■ Given task: From the entries below, gather every line containing the string "digit".

* * * * *

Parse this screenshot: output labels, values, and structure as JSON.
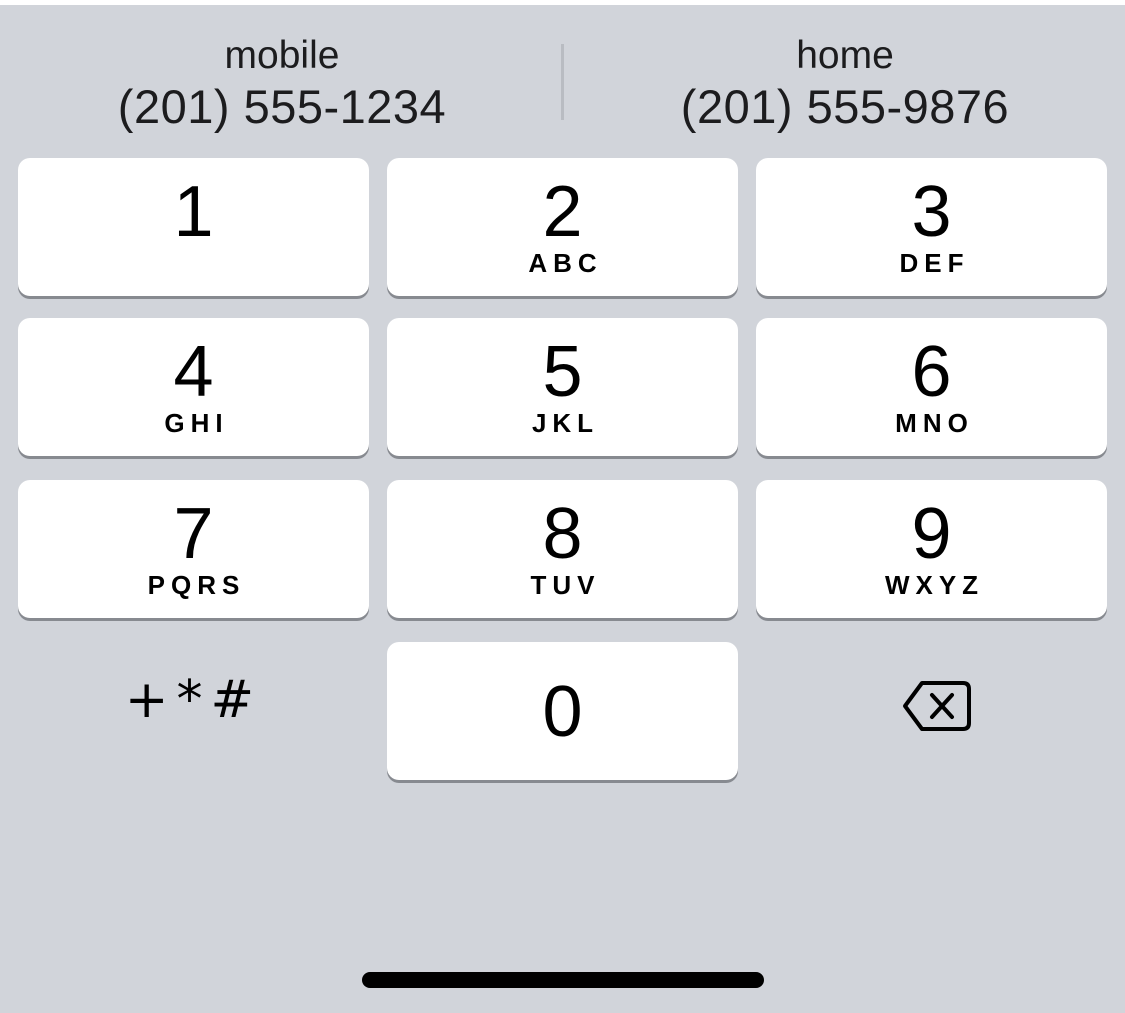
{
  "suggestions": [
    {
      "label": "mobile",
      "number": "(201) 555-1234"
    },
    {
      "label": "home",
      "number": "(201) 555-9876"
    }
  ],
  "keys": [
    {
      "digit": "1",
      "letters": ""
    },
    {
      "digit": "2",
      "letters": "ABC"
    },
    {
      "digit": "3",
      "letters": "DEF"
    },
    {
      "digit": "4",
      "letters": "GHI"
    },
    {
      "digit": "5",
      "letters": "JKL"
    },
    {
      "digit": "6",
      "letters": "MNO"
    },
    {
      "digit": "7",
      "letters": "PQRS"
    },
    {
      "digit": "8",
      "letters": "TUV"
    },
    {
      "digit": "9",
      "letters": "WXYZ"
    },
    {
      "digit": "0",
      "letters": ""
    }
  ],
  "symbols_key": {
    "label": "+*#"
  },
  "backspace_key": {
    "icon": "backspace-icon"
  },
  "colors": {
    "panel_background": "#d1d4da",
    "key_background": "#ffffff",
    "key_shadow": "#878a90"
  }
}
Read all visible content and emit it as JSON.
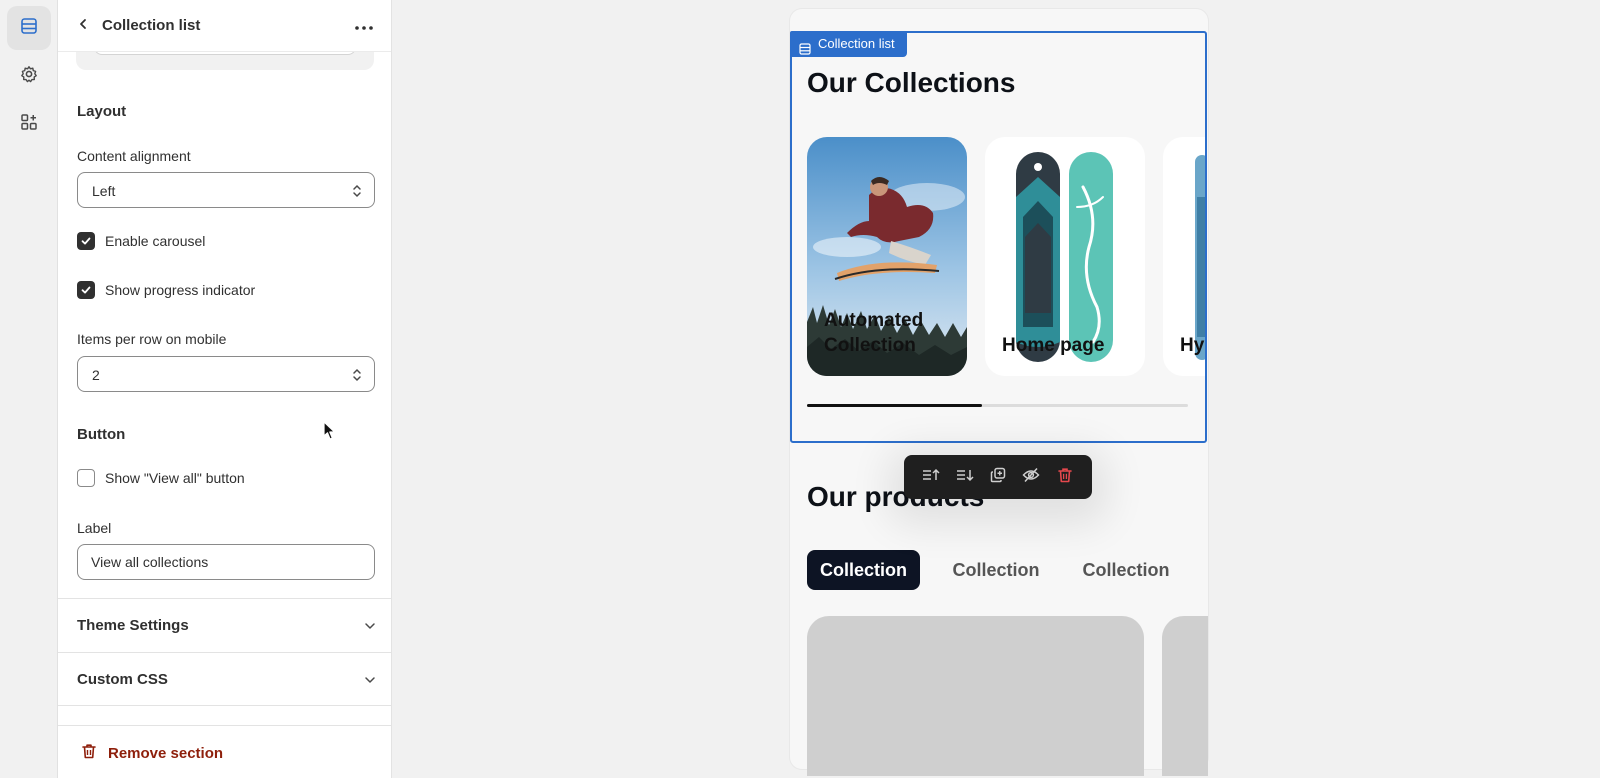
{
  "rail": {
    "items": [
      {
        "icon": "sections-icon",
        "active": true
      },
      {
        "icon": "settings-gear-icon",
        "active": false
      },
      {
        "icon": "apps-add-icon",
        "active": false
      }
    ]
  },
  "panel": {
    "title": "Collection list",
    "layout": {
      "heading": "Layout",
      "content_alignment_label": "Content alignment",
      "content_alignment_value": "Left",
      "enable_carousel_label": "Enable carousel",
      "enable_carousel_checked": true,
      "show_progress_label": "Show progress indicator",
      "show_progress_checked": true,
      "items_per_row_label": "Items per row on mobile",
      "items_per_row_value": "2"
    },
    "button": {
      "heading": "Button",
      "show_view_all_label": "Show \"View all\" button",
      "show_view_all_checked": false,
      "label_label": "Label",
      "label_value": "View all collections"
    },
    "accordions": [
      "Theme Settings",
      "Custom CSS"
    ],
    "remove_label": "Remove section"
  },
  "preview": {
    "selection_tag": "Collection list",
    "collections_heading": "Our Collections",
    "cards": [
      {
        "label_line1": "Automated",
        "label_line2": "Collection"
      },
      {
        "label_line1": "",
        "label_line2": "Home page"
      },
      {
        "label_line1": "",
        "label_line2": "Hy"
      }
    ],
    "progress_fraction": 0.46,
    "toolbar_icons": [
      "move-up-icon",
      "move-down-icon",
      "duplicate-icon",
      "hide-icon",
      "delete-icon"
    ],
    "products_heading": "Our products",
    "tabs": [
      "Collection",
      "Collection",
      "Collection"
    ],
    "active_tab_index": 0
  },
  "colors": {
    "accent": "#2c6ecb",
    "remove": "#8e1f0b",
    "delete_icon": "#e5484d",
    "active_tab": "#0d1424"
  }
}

* * * * *

■ Solved problem:
      "digit": "1",
      "digit": "2",
      "digit": "3",
      "digit": "4",
      "digit": "5",
      "digit": "6",
      "digit": "7",
      "digit": "8",
      "digit": "9",
      "digit": "0",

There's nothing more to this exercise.